**Goal**:
Retype all of the entries word for word.

--- Start of Records supplied ---

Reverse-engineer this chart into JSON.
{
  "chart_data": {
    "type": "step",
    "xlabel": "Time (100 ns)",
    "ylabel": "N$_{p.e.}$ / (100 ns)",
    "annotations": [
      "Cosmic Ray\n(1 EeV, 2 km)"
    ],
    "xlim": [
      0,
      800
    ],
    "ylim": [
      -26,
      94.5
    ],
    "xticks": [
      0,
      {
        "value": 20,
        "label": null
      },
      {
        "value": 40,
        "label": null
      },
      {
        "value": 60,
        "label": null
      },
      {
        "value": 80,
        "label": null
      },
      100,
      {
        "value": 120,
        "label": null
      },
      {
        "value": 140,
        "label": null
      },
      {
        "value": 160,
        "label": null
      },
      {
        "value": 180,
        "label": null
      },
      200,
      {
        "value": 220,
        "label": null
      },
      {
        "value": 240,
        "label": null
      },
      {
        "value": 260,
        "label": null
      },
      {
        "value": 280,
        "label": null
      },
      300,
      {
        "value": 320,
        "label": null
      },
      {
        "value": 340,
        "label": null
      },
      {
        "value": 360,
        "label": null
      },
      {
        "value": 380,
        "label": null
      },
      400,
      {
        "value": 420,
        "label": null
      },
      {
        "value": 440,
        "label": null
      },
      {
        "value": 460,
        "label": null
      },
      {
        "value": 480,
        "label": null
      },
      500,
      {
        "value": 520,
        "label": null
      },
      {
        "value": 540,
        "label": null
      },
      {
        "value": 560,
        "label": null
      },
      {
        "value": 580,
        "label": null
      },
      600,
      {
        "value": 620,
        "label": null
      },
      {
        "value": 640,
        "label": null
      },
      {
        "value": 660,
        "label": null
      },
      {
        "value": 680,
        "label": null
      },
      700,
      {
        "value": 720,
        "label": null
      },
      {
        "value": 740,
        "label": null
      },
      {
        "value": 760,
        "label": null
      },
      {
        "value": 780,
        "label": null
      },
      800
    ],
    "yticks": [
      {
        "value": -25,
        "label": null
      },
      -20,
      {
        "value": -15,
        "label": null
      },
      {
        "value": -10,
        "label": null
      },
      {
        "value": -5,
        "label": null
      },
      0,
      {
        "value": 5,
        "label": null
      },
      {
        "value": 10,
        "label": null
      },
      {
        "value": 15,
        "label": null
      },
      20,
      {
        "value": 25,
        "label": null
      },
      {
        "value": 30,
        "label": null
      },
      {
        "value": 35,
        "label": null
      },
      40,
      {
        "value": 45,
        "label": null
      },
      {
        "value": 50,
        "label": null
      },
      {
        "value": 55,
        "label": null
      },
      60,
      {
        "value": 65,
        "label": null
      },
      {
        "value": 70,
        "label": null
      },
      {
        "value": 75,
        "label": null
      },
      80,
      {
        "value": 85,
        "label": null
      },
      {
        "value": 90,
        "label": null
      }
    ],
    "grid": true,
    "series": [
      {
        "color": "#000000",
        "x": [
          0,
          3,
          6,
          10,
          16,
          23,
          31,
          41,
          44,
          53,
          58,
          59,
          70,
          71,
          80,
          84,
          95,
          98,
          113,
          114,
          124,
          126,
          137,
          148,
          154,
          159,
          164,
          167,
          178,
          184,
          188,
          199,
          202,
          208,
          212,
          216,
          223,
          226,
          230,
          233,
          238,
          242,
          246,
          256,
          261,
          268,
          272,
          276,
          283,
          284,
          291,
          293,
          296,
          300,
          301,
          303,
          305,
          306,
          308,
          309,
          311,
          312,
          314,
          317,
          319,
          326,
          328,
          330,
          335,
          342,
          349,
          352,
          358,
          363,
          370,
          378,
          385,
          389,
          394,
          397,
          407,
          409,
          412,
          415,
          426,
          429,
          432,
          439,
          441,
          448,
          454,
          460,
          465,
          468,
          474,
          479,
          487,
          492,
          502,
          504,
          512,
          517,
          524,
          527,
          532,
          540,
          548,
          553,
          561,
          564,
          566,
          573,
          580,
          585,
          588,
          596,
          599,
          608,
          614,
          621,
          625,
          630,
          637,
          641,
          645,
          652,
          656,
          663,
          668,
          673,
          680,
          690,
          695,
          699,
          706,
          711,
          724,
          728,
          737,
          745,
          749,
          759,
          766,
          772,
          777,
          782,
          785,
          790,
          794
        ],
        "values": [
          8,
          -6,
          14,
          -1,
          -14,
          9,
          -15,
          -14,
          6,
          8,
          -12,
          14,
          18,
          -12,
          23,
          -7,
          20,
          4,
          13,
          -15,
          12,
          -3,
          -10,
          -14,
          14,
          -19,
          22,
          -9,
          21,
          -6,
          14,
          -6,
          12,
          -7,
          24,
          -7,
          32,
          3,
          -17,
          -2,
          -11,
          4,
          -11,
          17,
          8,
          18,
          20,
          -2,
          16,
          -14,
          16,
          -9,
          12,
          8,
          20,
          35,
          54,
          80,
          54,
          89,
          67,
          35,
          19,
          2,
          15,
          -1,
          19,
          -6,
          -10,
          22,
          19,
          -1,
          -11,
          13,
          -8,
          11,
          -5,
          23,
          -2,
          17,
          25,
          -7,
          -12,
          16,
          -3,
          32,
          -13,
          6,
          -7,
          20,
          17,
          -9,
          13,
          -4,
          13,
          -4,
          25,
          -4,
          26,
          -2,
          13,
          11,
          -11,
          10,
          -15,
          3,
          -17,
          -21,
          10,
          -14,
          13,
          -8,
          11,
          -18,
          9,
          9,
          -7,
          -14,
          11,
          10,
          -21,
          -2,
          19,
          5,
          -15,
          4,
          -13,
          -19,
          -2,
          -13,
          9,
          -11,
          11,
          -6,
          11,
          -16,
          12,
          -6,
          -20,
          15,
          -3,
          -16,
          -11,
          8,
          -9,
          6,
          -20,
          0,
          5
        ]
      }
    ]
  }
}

--- End of Records supplied ---

**Expected answer**:
Reverse-engineer this chart into JSON.
{
  "chart_data": {
    "type": "step",
    "xlabel": "Time (100 ns)",
    "ylabel": "N$_{p.e.}$ / (100 ns)",
    "annotations": [
      "Cosmic Ray\n(1 EeV, 2 km)"
    ],
    "xlim": [
      0,
      800
    ],
    "ylim": [
      -26,
      94.5
    ],
    "xticks": [
      0,
      {
        "value": 20,
        "label": null
      },
      {
        "value": 40,
        "label": null
      },
      {
        "value": 60,
        "label": null
      },
      {
        "value": 80,
        "label": null
      },
      100,
      {
        "value": 120,
        "label": null
      },
      {
        "value": 140,
        "label": null
      },
      {
        "value": 160,
        "label": null
      },
      {
        "value": 180,
        "label": null
      },
      200,
      {
        "value": 220,
        "label": null
      },
      {
        "value": 240,
        "label": null
      },
      {
        "value": 260,
        "label": null
      },
      {
        "value": 280,
        "label": null
      },
      300,
      {
        "value": 320,
        "label": null
      },
      {
        "value": 340,
        "label": null
      },
      {
        "value": 360,
        "label": null
      },
      {
        "value": 380,
        "label": null
      },
      400,
      {
        "value": 420,
        "label": null
      },
      {
        "value": 440,
        "label": null
      },
      {
        "value": 460,
        "label": null
      },
      {
        "value": 480,
        "label": null
      },
      500,
      {
        "value": 520,
        "label": null
      },
      {
        "value": 540,
        "label": null
      },
      {
        "value": 560,
        "label": null
      },
      {
        "value": 580,
        "label": null
      },
      600,
      {
        "value": 620,
        "label": null
      },
      {
        "value": 640,
        "label": null
      },
      {
        "value": 660,
        "label": null
      },
      {
        "value": 680,
        "label": null
      },
      700,
      {
        "value": 720,
        "label": null
      },
      {
        "value": 740,
        "label": null
      },
      {
        "value": 760,
        "label": null
      },
      {
        "value": 780,
        "label": null
      },
      800
    ],
    "yticks": [
      {
        "value": -25,
        "label": null
      },
      -20,
      {
        "value": -15,
        "label": null
      },
      {
        "value": -10,
        "label": null
      },
      {
        "value": -5,
        "label": null
      },
      0,
      {
        "value": 5,
        "label": null
      },
      {
        "value": 10,
        "label": null
      },
      {
        "value": 15,
        "label": null
      },
      20,
      {
        "value": 25,
        "label": null
      },
      {
        "value": 30,
        "label": null
      },
      {
        "value": 35,
        "label": null
      },
      40,
      {
        "value": 45,
        "label": null
      },
      {
        "value": 50,
        "label": null
      },
      {
        "value": 55,
        "label": null
      },
      60,
      {
        "value": 65,
        "label": null
      },
      {
        "value": 70,
        "label": null
      },
      {
        "value": 75,
        "label": null
      },
      80,
      {
        "value": 85,
        "label": null
      },
      {
        "value": 90,
        "label": null
      }
    ],
    "grid": true,
    "series": [
      {
        "color": "#000000",
        "x": [
          0,
          3,
          6,
          10,
          16,
          23,
          31,
          41,
          44,
          53,
          58,
          59,
          70,
          71,
          80,
          84,
          95,
          98,
          113,
          114,
          124,
          126,
          137,
          148,
          154,
          159,
          164,
          167,
          178,
          184,
          188,
          199,
          202,
          208,
          212,
          216,
          223,
          226,
          230,
          233,
          238,
          242,
          246,
          256,
          261,
          268,
          272,
          276,
          283,
          284,
          291,
          293,
          296,
          300,
          301,
          303,
          305,
          306,
          308,
          309,
          311,
          312,
          314,
          317,
          319,
          326,
          328,
          330,
          335,
          342,
          349,
          352,
          358,
          363,
          370,
          378,
          385,
          389,
          394,
          397,
          407,
          409,
          412,
          415,
          426,
          429,
          432,
          439,
          441,
          448,
          454,
          460,
          465,
          468,
          474,
          479,
          487,
          492,
          502,
          504,
          512,
          517,
          524,
          527,
          532,
          540,
          548,
          553,
          561,
          564,
          566,
          573,
          580,
          585,
          588,
          596,
          599,
          608,
          614,
          621,
          625,
          630,
          637,
          641,
          645,
          652,
          656,
          663,
          668,
          673,
          680,
          690,
          695,
          699,
          706,
          711,
          724,
          728,
          737,
          745,
          749,
          759,
          766,
          772,
          777,
          782,
          785,
          790,
          794
        ],
        "values": [
          8,
          -6,
          14,
          -1,
          -14,
          9,
          -15,
          -14,
          6,
          8,
          -12,
          14,
          18,
          -12,
          23,
          -7,
          20,
          4,
          13,
          -15,
          12,
          -3,
          -10,
          -14,
          14,
          -19,
          22,
          -9,
          21,
          -6,
          14,
          -6,
          12,
          -7,
          24,
          -7,
          32,
          3,
          -17,
          -2,
          -11,
          4,
          -11,
          17,
          8,
          18,
          20,
          -2,
          16,
          -14,
          16,
          -9,
          12,
          8,
          20,
          35,
          54,
          80,
          54,
          89,
          67,
          35,
          19,
          2,
          15,
          -1,
          19,
          -6,
          -10,
          22,
          19,
          -1,
          -11,
          13,
          -8,
          11,
          -5,
          23,
          -2,
          17,
          25,
          -7,
          -12,
          16,
          -3,
          32,
          -13,
          6,
          -7,
          20,
          17,
          -9,
          13,
          -4,
          13,
          -4,
          25,
          -4,
          26,
          -2,
          13,
          11,
          -11,
          10,
          -15,
          3,
          -17,
          -21,
          10,
          -14,
          13,
          -8,
          11,
          -18,
          9,
          9,
          -7,
          -14,
          11,
          10,
          -21,
          -2,
          19,
          5,
          -15,
          4,
          -13,
          -19,
          -2,
          -13,
          9,
          -11,
          11,
          -6,
          11,
          -16,
          12,
          -6,
          -20,
          15,
          -3,
          -16,
          -11,
          8,
          -9,
          6,
          -20,
          0,
          5
        ]
      }
    ]
  }
}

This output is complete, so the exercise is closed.